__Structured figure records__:
★ ★ ★ ★ ★

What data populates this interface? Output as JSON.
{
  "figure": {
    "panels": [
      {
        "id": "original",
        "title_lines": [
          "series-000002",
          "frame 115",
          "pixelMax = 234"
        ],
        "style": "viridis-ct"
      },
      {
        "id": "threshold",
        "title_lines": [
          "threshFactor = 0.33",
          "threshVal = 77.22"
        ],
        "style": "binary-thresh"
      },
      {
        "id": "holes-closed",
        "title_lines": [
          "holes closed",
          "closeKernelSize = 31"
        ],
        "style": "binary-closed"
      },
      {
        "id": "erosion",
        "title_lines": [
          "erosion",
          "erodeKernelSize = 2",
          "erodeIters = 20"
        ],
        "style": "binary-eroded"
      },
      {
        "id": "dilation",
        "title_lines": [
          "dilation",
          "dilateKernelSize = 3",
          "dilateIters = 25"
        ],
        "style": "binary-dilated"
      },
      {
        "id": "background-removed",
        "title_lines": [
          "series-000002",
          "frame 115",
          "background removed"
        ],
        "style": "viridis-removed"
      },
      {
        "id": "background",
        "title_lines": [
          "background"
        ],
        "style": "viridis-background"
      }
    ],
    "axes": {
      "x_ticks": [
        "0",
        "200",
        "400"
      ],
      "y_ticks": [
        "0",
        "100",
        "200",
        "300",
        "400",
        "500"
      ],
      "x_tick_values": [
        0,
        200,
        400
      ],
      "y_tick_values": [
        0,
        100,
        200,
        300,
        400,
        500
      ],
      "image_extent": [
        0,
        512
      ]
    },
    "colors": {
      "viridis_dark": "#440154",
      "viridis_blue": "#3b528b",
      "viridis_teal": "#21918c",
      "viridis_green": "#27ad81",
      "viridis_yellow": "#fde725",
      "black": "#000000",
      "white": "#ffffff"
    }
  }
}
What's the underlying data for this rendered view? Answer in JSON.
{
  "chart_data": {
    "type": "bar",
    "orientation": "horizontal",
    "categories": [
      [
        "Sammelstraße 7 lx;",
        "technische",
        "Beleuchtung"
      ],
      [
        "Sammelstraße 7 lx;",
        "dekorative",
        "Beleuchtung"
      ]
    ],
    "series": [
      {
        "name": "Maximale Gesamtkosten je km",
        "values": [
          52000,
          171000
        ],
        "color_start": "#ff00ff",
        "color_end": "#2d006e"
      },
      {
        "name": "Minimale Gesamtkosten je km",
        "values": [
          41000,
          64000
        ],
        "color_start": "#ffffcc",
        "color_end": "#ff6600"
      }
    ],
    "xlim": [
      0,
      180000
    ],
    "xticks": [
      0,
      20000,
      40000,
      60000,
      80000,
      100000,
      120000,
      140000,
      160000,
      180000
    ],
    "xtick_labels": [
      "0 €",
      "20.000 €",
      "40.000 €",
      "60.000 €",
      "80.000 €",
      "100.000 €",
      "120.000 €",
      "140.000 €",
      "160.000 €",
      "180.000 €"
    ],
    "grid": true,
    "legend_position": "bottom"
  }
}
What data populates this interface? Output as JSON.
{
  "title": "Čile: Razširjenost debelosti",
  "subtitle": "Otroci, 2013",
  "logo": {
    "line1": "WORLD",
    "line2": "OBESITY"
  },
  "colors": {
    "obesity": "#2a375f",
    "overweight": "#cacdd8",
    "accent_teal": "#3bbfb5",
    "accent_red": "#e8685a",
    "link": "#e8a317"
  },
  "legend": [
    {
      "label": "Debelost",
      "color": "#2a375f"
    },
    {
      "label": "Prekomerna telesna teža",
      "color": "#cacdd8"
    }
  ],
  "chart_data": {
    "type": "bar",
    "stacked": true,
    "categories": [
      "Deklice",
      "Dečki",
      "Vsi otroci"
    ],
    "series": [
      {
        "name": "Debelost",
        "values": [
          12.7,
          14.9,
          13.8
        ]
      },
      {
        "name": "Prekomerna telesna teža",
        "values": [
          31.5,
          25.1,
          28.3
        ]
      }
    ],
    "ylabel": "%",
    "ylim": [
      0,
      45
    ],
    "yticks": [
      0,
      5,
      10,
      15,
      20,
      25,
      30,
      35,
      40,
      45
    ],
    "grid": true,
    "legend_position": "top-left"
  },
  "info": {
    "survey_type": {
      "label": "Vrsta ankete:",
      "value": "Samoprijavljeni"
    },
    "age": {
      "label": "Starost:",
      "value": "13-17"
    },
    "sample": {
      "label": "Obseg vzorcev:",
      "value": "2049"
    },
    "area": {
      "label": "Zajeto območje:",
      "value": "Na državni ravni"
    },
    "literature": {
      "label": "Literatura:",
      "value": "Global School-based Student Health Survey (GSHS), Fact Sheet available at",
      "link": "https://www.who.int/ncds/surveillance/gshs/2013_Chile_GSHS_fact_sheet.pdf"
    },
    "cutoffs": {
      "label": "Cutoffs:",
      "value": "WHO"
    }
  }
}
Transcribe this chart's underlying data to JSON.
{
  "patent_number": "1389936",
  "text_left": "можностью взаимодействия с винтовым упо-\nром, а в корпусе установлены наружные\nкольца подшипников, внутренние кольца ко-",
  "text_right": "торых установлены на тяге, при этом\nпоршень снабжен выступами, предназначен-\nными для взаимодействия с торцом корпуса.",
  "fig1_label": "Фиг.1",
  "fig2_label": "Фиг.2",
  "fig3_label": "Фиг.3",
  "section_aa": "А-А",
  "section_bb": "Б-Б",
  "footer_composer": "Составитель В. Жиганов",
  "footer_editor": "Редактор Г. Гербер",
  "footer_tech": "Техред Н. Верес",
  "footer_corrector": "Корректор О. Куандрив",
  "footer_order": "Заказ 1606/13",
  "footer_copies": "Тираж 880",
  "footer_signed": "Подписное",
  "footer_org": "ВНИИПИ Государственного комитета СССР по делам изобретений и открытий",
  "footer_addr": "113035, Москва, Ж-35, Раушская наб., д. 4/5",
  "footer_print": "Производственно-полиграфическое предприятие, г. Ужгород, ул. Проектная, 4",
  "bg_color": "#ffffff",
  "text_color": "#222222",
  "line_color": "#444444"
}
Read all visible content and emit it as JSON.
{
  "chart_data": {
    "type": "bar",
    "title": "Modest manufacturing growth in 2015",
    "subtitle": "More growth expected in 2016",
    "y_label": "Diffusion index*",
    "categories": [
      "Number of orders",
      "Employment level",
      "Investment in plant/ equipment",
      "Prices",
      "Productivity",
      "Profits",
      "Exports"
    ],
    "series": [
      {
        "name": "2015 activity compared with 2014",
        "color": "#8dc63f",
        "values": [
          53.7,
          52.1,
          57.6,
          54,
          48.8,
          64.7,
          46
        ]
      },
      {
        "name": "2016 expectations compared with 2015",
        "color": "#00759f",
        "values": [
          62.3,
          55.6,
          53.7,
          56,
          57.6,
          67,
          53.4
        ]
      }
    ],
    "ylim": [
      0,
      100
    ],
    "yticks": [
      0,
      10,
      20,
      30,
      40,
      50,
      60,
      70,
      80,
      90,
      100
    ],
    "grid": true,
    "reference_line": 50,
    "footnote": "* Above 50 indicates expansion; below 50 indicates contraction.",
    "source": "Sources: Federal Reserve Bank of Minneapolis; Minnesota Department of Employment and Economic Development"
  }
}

★ ★ ★ ★ ★

__TASK STATEMENT__: List the lines of the entries that include "growth".

__SOLUTION TO THE EXERCISE__:
    "title": "Modest manufacturing growth in 2015",
    "subtitle": "More growth expected in 2016",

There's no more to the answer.